Begin
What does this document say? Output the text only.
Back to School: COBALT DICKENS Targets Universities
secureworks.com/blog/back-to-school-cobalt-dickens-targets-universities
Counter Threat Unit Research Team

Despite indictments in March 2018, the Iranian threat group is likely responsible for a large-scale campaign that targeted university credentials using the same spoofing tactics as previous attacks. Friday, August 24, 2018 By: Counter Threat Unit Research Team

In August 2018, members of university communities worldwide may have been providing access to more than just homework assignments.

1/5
End
Begin
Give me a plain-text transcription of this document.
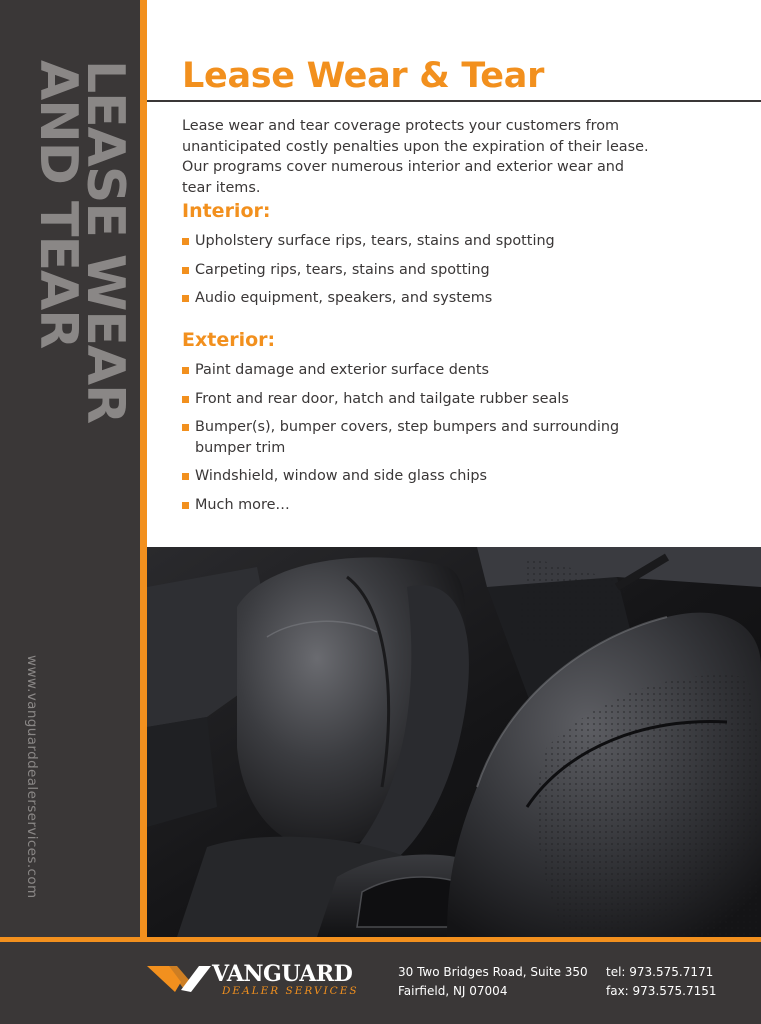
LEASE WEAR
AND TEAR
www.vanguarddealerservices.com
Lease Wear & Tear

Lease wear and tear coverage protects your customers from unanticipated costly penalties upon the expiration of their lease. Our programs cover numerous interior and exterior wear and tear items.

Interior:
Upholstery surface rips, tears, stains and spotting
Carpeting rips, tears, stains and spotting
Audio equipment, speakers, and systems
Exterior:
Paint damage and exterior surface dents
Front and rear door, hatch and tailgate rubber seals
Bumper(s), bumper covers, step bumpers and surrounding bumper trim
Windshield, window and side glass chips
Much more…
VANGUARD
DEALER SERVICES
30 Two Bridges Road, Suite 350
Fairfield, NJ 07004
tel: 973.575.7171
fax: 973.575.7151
End
* _The problem_
From the entries above, collect every line with the string "document" in it.

* _Reply to the task_
What does this document say? Output the text only.
Give me a plain-text transcription of this document.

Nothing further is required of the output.